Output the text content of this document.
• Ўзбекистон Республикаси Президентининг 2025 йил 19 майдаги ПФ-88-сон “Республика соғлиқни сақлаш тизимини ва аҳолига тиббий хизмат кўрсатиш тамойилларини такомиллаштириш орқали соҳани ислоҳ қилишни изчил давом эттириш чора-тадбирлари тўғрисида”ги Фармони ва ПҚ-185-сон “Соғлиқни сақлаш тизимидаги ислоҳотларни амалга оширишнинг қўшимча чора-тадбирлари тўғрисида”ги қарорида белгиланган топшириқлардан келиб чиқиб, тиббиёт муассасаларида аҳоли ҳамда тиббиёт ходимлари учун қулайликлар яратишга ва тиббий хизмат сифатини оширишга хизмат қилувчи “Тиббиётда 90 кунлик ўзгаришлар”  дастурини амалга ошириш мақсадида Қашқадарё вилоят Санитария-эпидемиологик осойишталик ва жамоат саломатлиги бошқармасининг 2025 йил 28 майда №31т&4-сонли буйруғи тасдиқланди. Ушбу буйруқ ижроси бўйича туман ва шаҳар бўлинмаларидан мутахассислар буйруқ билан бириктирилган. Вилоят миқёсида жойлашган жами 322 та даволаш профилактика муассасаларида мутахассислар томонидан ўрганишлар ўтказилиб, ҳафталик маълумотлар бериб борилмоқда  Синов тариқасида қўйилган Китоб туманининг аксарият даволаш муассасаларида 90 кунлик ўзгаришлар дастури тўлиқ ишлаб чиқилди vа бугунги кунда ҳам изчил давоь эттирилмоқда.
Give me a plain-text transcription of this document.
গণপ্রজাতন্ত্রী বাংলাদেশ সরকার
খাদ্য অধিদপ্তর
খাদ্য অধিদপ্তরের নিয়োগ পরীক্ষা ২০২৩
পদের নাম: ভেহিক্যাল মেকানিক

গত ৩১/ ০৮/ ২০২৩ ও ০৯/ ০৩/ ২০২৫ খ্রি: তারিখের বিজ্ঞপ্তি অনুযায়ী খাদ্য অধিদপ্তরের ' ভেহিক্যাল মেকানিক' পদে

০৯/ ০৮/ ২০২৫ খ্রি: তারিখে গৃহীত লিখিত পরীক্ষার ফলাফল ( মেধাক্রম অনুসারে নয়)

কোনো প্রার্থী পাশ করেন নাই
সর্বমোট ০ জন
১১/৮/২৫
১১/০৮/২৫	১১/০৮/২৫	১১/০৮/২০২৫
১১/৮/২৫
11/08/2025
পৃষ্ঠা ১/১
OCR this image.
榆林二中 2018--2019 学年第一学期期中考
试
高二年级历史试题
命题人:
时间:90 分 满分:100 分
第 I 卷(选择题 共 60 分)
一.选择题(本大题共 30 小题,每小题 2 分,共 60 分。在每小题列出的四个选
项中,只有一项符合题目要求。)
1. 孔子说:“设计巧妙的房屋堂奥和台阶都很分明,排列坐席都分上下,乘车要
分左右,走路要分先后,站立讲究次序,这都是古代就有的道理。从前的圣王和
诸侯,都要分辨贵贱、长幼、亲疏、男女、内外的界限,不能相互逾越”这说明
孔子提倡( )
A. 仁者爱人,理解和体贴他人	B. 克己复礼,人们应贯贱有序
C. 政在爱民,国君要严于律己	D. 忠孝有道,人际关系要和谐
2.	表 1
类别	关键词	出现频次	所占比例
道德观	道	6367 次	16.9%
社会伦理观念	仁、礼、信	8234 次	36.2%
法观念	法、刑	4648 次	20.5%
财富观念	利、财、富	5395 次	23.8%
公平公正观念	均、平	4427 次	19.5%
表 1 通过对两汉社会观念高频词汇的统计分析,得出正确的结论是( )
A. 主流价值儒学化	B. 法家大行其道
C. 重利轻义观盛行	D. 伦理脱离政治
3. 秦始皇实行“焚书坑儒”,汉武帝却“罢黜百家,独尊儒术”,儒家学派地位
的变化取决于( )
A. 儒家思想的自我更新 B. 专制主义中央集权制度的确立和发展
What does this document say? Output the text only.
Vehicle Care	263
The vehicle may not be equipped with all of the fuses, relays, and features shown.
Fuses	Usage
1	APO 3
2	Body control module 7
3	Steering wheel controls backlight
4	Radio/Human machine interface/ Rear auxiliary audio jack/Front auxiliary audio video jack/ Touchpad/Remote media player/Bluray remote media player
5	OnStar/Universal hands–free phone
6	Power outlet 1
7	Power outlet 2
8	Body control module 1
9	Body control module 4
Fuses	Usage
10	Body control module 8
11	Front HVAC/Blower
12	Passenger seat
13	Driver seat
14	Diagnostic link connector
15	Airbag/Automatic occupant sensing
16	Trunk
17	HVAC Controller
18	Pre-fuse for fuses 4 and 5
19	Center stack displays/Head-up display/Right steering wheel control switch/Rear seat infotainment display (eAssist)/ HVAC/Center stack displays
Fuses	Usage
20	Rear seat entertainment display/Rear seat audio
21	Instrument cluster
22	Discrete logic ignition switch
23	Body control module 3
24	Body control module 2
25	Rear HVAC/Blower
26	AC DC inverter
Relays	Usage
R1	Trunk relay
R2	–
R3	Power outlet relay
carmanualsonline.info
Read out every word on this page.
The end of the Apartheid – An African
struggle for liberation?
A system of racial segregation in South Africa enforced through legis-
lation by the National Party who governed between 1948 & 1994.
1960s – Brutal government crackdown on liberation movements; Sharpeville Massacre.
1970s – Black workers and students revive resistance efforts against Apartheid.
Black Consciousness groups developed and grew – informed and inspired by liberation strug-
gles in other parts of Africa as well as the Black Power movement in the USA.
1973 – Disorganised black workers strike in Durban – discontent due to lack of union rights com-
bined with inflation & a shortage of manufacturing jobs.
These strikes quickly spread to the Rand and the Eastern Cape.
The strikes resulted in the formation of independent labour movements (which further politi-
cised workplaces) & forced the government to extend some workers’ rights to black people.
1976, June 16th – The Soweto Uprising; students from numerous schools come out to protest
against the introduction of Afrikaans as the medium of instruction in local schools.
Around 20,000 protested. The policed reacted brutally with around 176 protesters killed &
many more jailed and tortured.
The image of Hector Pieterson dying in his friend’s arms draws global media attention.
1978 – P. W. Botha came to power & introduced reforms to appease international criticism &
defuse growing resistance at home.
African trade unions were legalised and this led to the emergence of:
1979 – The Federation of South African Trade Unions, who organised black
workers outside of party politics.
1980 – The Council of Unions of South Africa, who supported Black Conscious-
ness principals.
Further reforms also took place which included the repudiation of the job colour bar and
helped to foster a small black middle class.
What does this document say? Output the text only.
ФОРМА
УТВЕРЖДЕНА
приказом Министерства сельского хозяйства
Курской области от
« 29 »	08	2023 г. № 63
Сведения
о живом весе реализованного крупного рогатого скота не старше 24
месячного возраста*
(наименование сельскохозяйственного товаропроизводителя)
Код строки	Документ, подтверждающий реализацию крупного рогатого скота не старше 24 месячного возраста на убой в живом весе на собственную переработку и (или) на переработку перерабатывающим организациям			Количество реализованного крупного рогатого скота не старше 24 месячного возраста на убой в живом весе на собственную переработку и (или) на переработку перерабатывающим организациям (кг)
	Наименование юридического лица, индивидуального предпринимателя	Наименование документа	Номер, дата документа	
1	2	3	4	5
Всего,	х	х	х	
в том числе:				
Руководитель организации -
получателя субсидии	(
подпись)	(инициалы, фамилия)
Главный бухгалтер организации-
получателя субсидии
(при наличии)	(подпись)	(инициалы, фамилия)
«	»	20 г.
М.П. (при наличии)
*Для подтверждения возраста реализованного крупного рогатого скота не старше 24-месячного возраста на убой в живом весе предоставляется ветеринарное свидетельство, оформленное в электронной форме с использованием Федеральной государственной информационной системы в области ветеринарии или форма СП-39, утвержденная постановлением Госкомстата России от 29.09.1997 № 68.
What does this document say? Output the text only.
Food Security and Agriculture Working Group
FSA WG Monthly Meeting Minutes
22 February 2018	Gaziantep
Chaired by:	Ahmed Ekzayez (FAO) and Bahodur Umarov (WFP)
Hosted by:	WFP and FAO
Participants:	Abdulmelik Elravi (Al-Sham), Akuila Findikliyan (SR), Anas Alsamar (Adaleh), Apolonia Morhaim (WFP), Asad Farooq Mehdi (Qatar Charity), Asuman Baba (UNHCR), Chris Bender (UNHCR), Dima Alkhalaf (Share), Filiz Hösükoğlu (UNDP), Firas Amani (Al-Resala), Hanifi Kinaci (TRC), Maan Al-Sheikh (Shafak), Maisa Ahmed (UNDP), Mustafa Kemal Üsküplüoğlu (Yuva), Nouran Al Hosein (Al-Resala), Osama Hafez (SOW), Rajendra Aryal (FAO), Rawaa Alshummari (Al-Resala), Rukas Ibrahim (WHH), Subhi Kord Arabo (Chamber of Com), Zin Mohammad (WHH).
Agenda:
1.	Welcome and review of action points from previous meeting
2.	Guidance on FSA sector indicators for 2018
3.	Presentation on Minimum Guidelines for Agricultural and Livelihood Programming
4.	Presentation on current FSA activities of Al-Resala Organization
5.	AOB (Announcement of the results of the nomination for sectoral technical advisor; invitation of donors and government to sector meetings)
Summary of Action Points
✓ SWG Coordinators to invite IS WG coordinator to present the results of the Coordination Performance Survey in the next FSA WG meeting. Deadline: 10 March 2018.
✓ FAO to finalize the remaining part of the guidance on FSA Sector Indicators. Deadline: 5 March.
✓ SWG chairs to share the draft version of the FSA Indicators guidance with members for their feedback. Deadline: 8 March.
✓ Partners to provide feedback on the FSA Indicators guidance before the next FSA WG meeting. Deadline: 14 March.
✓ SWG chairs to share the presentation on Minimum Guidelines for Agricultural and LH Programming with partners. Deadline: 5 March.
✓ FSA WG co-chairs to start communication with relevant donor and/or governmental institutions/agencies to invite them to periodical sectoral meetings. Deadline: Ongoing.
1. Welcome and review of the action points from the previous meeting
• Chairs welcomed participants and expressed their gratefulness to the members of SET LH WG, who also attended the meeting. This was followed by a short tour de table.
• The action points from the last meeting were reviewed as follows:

┄┄┄┄┄┄

--- Prompt ---
Look through the data and show every line containing "Programming".

--- Reply to the task ---
3.	Presentation on Minimum Guidelines for Agricultural and Livelihood Programming
✓ SWG chairs to share the presentation on Minimum Guidelines for Agricultural and LH Programming with partners. Deadline: 5 March.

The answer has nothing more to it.